**STORED ROWS:**

------------------------------------------------

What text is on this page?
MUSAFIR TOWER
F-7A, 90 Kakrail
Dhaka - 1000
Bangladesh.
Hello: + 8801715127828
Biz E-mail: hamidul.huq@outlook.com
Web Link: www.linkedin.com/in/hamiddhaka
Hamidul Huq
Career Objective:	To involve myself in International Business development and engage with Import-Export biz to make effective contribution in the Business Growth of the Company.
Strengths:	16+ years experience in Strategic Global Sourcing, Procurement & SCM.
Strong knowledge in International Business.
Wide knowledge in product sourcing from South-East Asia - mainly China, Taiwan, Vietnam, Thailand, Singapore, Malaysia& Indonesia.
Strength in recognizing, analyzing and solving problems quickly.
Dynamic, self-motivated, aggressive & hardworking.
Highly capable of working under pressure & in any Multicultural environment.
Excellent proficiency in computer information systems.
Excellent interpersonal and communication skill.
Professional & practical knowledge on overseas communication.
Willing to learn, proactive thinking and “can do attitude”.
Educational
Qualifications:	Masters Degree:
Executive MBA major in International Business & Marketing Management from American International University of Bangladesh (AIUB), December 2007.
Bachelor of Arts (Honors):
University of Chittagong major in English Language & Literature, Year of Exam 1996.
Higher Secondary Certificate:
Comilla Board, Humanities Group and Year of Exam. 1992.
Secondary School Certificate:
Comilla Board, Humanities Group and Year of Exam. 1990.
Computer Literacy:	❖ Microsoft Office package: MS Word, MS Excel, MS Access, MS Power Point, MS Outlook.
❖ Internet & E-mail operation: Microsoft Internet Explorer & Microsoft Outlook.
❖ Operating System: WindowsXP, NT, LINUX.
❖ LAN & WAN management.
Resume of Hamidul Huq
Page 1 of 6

------------------------------------------------

**WHAT YOU NEED TO DO:**
Only lines that contain the word "Secondary" are wanted; copy each of them.

**WRITTEN SOLUTION:**
Higher Secondary Certificate:
Secondary School Certificate:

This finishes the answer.